* [WRITTEN INSTRUCTION]: From the entries below, extract every line that includes the word "this".

———

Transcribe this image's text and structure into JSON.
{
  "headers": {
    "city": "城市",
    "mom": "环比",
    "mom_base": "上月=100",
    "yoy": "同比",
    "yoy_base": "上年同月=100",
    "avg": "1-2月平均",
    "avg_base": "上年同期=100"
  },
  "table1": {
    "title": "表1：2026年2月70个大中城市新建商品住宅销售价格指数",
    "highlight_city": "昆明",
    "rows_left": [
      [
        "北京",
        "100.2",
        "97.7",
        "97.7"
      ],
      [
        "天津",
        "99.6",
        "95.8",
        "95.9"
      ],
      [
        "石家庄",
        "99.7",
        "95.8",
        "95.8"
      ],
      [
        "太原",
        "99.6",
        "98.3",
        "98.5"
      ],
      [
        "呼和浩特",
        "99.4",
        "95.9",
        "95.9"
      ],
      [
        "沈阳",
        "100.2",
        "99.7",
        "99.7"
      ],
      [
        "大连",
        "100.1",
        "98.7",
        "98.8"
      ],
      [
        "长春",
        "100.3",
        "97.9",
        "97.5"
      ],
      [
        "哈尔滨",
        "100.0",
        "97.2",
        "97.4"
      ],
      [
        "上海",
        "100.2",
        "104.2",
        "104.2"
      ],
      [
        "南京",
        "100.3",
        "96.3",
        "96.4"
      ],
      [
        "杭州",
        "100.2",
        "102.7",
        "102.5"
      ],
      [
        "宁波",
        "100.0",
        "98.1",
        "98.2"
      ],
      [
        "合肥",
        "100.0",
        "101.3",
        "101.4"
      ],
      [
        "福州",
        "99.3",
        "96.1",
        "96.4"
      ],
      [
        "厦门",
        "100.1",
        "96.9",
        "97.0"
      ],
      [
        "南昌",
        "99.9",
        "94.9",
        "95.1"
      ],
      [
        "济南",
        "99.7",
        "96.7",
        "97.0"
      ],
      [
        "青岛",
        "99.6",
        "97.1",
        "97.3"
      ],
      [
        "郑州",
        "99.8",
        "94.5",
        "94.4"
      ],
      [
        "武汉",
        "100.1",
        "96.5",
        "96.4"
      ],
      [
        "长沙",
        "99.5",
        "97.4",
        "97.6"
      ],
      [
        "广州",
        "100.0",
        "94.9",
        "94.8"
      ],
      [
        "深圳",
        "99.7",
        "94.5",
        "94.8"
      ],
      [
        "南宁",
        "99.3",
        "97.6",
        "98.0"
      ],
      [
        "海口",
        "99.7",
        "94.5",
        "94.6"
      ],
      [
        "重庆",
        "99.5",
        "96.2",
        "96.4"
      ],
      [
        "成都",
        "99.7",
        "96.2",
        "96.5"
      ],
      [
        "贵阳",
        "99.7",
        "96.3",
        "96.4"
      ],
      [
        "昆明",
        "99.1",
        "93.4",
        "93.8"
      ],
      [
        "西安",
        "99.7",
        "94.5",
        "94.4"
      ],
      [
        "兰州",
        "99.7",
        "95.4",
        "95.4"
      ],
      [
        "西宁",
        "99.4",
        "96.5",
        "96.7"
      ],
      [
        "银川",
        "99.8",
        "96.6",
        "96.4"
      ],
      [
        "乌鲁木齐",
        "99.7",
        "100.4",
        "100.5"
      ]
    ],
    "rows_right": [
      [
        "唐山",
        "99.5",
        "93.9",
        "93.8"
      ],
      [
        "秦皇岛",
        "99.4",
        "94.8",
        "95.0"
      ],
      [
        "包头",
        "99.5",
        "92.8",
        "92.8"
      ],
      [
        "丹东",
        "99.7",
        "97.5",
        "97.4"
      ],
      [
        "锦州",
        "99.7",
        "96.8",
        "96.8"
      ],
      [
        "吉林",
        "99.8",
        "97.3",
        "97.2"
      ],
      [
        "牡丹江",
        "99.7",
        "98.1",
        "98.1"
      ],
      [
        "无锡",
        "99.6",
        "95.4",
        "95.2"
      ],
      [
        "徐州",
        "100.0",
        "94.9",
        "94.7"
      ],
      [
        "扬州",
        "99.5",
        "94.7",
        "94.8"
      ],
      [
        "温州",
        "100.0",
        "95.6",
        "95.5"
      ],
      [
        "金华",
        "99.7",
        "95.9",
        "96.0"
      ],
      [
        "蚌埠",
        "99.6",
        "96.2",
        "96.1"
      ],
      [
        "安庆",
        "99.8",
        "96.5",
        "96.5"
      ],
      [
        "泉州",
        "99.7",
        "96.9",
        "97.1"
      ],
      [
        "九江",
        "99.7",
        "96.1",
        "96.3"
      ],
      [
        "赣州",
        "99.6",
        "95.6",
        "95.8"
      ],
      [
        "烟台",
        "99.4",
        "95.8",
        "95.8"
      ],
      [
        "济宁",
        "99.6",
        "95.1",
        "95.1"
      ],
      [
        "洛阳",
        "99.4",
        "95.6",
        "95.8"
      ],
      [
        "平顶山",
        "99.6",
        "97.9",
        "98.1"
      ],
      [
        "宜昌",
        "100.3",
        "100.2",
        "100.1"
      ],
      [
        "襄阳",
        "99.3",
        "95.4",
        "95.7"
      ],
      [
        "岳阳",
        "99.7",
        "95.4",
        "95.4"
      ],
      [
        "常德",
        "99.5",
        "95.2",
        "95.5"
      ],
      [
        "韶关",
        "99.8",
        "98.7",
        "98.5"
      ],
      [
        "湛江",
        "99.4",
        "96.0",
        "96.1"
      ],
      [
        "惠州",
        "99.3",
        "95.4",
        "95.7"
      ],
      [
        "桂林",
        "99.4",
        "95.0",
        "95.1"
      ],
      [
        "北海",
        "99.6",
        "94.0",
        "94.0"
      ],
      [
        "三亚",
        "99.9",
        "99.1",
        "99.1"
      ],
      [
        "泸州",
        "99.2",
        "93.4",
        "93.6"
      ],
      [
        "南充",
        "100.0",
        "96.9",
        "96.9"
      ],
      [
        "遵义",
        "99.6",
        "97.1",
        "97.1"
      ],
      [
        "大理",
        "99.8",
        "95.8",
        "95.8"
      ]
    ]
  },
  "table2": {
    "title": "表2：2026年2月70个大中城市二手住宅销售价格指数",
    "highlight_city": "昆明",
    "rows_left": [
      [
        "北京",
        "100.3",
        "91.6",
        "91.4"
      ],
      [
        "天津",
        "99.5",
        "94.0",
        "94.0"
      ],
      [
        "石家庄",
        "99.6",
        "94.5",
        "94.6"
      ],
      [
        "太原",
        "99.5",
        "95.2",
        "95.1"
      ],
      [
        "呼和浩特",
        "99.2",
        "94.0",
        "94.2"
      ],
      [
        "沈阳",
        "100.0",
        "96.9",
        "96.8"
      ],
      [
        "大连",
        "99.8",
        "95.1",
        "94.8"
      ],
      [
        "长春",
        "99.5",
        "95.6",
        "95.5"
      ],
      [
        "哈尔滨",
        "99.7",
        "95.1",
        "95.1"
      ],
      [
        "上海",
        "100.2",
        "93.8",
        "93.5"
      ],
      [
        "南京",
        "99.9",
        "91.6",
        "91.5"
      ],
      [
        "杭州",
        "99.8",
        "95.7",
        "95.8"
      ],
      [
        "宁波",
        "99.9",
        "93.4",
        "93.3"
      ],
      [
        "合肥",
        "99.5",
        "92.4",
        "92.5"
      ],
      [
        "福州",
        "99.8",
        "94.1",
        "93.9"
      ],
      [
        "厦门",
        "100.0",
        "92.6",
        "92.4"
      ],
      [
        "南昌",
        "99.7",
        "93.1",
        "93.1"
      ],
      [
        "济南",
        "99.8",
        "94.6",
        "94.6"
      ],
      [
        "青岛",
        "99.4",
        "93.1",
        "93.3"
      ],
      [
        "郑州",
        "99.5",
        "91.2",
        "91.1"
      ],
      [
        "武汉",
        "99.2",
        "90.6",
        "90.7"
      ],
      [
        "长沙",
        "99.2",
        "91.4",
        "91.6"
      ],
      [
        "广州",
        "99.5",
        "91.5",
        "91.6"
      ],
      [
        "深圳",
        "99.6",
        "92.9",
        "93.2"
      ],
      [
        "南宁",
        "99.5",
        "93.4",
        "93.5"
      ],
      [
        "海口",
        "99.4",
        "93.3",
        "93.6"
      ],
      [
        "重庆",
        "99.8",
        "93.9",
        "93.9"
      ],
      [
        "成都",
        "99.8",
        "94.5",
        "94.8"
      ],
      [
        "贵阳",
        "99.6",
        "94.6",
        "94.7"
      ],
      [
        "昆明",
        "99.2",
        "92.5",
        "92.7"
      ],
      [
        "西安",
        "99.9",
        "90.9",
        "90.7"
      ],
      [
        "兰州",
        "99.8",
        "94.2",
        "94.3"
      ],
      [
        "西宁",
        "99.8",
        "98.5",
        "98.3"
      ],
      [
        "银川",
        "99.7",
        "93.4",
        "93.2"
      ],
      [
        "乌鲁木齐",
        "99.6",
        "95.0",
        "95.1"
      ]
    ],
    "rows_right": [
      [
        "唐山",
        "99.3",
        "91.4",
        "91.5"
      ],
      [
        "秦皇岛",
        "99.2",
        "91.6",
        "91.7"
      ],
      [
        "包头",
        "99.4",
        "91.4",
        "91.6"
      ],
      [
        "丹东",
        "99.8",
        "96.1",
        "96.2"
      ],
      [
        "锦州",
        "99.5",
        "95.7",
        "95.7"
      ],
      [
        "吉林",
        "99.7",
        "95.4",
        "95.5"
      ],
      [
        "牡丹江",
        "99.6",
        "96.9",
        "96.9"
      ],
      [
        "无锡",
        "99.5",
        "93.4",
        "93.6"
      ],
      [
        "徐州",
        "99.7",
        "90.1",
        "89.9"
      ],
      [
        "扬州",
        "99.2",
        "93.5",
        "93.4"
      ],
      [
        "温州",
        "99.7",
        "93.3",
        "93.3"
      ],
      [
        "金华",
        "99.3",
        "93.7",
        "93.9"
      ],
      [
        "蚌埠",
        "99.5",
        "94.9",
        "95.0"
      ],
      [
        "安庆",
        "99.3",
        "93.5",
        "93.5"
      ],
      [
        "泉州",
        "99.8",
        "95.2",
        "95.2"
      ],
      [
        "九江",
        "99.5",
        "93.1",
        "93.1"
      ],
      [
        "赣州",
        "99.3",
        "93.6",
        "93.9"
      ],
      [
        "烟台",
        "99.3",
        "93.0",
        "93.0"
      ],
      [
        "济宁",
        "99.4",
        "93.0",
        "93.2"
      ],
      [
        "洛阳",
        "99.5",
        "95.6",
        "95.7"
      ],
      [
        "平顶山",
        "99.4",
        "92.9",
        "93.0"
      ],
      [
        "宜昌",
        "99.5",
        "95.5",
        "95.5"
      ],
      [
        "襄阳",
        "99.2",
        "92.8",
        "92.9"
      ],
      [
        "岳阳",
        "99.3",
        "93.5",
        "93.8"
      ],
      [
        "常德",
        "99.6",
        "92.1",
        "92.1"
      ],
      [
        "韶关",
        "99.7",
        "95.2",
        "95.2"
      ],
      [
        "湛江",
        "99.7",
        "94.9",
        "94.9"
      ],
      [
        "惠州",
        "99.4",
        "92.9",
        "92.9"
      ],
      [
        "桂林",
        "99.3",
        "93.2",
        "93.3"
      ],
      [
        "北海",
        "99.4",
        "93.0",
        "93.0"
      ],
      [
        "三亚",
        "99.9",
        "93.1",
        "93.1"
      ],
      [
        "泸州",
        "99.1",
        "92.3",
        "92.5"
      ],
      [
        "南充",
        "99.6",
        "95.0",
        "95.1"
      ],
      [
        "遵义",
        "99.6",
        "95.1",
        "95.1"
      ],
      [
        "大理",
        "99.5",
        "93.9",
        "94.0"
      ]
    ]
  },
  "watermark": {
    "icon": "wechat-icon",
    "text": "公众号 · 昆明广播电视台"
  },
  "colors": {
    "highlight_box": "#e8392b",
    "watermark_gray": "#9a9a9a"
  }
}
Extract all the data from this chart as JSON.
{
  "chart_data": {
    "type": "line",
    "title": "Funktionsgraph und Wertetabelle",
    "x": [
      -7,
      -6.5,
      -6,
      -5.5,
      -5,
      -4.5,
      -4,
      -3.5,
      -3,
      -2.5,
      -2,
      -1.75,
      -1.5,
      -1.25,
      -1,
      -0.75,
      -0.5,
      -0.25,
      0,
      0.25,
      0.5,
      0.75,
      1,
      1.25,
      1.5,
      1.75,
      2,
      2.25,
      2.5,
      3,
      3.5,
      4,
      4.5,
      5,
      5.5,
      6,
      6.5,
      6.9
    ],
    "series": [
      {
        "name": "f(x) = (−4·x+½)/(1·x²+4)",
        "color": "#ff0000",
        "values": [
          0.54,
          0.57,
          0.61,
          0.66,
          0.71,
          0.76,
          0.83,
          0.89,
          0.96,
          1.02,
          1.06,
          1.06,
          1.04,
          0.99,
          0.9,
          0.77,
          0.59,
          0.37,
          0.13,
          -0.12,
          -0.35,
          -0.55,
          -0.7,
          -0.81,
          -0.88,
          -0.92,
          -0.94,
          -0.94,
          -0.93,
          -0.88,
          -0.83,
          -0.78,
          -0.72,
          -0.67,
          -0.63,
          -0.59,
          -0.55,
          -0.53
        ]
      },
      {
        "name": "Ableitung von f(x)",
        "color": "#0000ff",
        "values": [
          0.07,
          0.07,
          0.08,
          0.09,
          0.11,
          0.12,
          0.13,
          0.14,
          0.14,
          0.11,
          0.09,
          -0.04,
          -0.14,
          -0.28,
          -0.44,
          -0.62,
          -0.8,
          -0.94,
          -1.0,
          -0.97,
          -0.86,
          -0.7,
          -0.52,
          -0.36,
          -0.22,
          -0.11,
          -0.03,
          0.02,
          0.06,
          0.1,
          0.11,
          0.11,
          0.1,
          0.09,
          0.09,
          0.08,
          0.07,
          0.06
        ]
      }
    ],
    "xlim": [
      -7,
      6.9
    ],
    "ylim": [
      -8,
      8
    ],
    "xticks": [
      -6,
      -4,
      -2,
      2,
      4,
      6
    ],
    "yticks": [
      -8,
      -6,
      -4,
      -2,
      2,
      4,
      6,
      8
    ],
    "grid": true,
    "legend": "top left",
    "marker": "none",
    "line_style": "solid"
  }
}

———

* [WRITTEN ANSWER]:
Transcribe this image's text and structure into JSON.
Extract all the data from this chart as JSON.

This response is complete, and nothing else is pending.